:: Texte cité ::
"""

E pluribus unum
La plupart de nos grandes villes sont des patchworks de quartiers différents hérités de l’histoire et c’est très bien comme ça.
De toutes les cités grecques antiques, Olynthe est sans doute celles que les archéologues connaissent le mieux. C’est un amusant hasard de l’histoire : c’est précisément parce que Philippe II de Macédoine (le père d’Alexandre) l’a détruite et dépeuplée en 348 av. J.-C. que son plan d’urbanisme nous est parvenu dans un état de conservation tout à fait exceptionnel. À l’époque classique, peu avant qu’elle soit définitivement abandonnées, elle ressemblait à ce que vous avez sous les yeux : la ville archaïque, en bas à droite, et l’extension de l’époque classique qui occupe l’essentiel de l’espace. Bref, un cas d’étalement urbain vieux de plus de 2'000 ans qui n’est pas sans rappeler, bien qu’à une bien plus petite échelle, l’évolution de la plupart de nos grandes villes modernes à partir de la seconde moitié du XIXe siècle — nous avons déjà évoqué ici les cas de New York et de Barcelone.

"""

:: Section des données ::
"""

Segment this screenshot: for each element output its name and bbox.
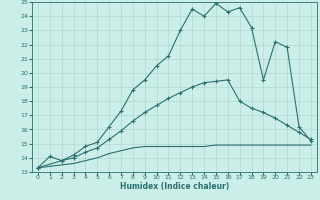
X-axis label: Humidex (Indice chaleur): Humidex (Indice chaleur)	[120, 182, 229, 191]
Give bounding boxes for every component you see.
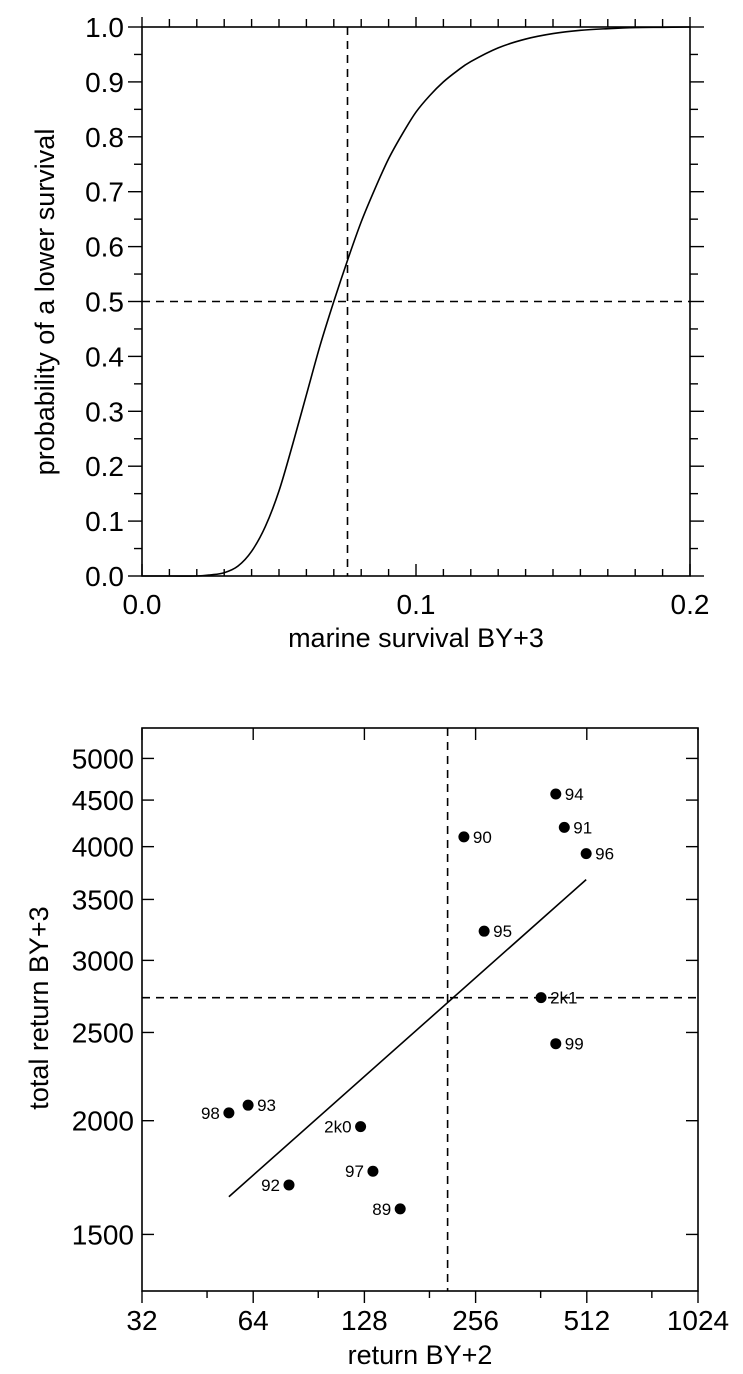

"""

:: Énoncé ::
Transcrivez mot pour mot le passage du texte sur Olynthe qui commence par « De toutes les » et se poursuit jusqu'à « et de Barcelone. ». Les lignes ci-dessus n'ont aucun lien avec le texte sur Olynthe.

:: Réponse ::
De toutes les cités grecques antiques, Olynthe est sans doute celles que les archéologues connaissent le mieux. C’est un amusant hasard de l’histoire : c’est précisément parce que Philippe II de Macédoine (le père d’Alexandre) l’a détruite et dépeuplée en 348 av. J.-C. que son plan d’urbanisme nous est parvenu dans un état de conservation tout à fait exceptionnel. À l’époque classique, peu avant qu’elle soit définitivement abandonnées, elle ressemblait à ce que vous avez sous les yeux : la ville archaïque, en bas à droite, et l’extension de l’époque classique qui occupe l’essentiel de l’espace. Bref, un cas d’étalement urbain vieux de plus de 2'000 ans qui n’est pas sans rappeler, bien qu’à une bien plus petite échelle, l’évolution de la plupart de nos grandes villes modernes à partir de la seconde moitié du XIXe siècle — nous avons déjà évoqué ici les cas de New York et de Barcelone.